◆ TASK TO CARRY OUT ◆
Gather every line in the records below that contains the word "сайта".

━━━━━ TASK INPUT

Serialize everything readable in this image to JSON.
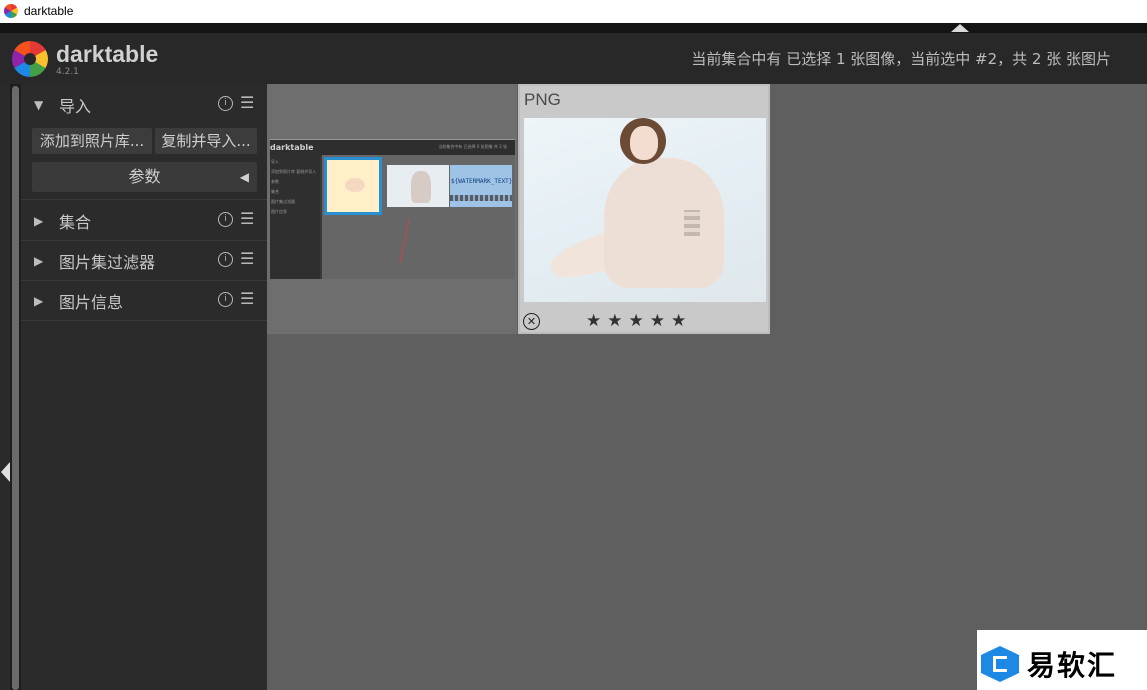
{
  "window": {
    "title": "darktable"
  },
  "header": {
    "brand": "darktable",
    "version": "4.2.1",
    "status": "当前集合中有 已选择 1 张图像，当前选中 #2，共 2 张 张图片"
  },
  "left_panel": {
    "sections": [
      {
        "label": "导入",
        "expanded": true
      },
      {
        "label": "集合",
        "expanded": false
      },
      {
        "label": "图片集过滤器",
        "expanded": false
      },
      {
        "label": "图片信息",
        "expanded": false
      }
    ],
    "import": {
      "add_to_library": "添加到照片库...",
      "copy_and_import": "复制并导入...",
      "parameters": "参数"
    },
    "icons": {
      "info": "info-icon",
      "menu": "hamburger-menu-icon",
      "expand": "triangle-right-icon",
      "collapse": "triangle-down-icon"
    }
  },
  "lighttable": {
    "thumb1": {
      "mini": {
        "brand": "darktable",
        "status": "当前集合中有 已选择 0 张图像 共 3 张",
        "side_lines": [
          "导入",
          "添加到照片库  复制并导入",
          "参数",
          "集合",
          "图片集过滤器",
          "图片信息"
        ],
        "watermark_text": "${WATERMARK_TEXT}"
      }
    },
    "thumb2": {
      "extension": "PNG",
      "rating_stars": "★★★★★",
      "reject_symbol": "✕"
    }
  },
  "watermark": {
    "text": "易软汇"
  },
  "colors": {
    "accent": "#2a8fd0",
    "background": "#5f5f5f",
    "panel": "#2b2b2b"
  }
}
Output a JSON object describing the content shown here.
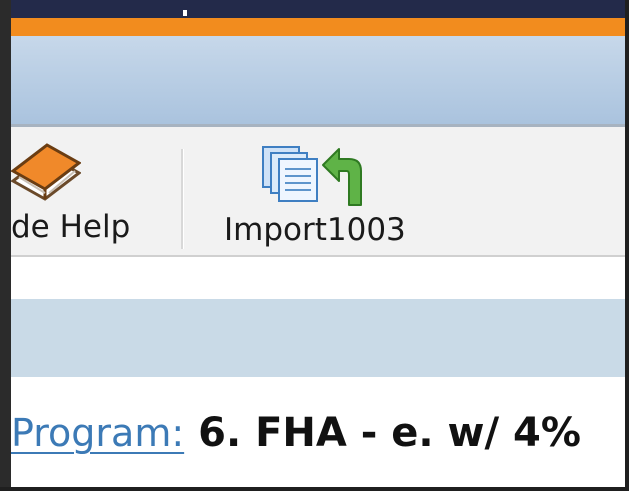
{
  "toolbar": {
    "help_label": "de Help",
    "help_icon": "book-icon",
    "import_label": "Import1003",
    "import_icon": "import-documents-icon"
  },
  "form": {
    "program_label": "Program:",
    "program_value": "6. FHA - e. w/ 4%"
  },
  "colors": {
    "accent_orange": "#f28c1e",
    "header_blue": "#aac3de",
    "band_blue": "#c9dae7",
    "link_blue": "#3c7ab6"
  }
}
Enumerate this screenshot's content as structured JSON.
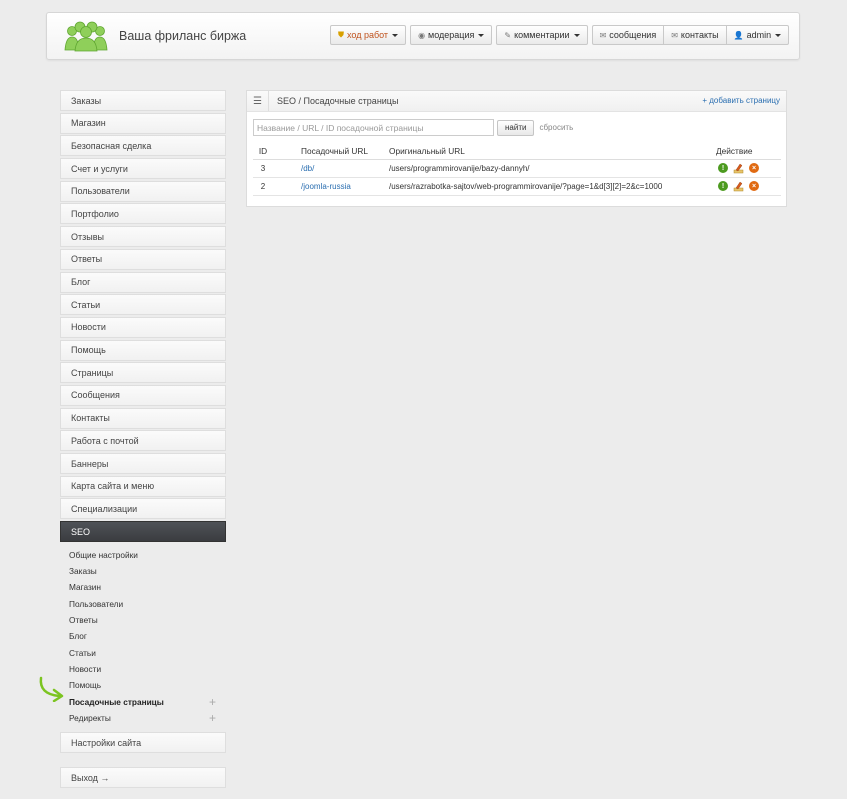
{
  "header": {
    "brand": "Ваша фриланс биржа",
    "nav": [
      {
        "label": "ход работ",
        "icon": "shield-icon"
      },
      {
        "label": "модерация",
        "icon": "eye-icon"
      },
      {
        "label": "комментарии",
        "icon": "pencil-icon"
      },
      {
        "label": "сообщения",
        "icon": "envelope-icon"
      },
      {
        "label": "контакты",
        "icon": "envelope-icon"
      },
      {
        "label": "admin",
        "icon": "user-icon"
      }
    ]
  },
  "sidebar": {
    "items": [
      "Заказы",
      "Магазин",
      "Безопасная сделка",
      "Счет и услуги",
      "Пользователи",
      "Портфолио",
      "Отзывы",
      "Ответы",
      "Блог",
      "Статьи",
      "Новости",
      "Помощь",
      "Страницы",
      "Сообщения",
      "Контакты",
      "Работа с почтой",
      "Баннеры",
      "Карта сайта и меню",
      "Специализации"
    ],
    "active": "SEO",
    "sub": [
      "Общие настройки",
      "Заказы",
      "Магазин",
      "Пользователи",
      "Ответы",
      "Блог",
      "Статьи",
      "Новости",
      "Помощь"
    ],
    "sub_current": "Посадочные страницы",
    "sub_last": "Редиректы",
    "settings": "Настройки сайта",
    "logout": "Выход →"
  },
  "panel": {
    "breadcrumb": "SEO / Посадочные страницы",
    "add_link": "+ добавить страницу",
    "filter": {
      "placeholder": "Название / URL / ID посадочной страницы",
      "value": "",
      "search_button": "найти",
      "reset": "сбросить"
    },
    "table": {
      "headers": {
        "id": "ID",
        "landing": "Посадочный URL",
        "original": "Оригинальный URL",
        "action": "Действие"
      },
      "rows": [
        {
          "id": "3",
          "landing": "/db/",
          "original": "/users/programmirovanije/bazy-dannyh/"
        },
        {
          "id": "2",
          "landing": "/joomla-russia",
          "original": "/users/razrabotka-sajtov/web-programmirovanije/?page=1&d[3][2]=2&c=1000"
        }
      ]
    }
  },
  "colors": {
    "accent_link": "#2a6eb0",
    "active_bg": "#3a3c40",
    "info": "#4c9a1f",
    "delete": "#e06a12",
    "arrow": "#7cc421"
  }
}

━━━━━━━━━━

◆ ANSWER TO THIS TASK ◆
      "Карта сайта и меню",
    "settings": "Настройки сайта",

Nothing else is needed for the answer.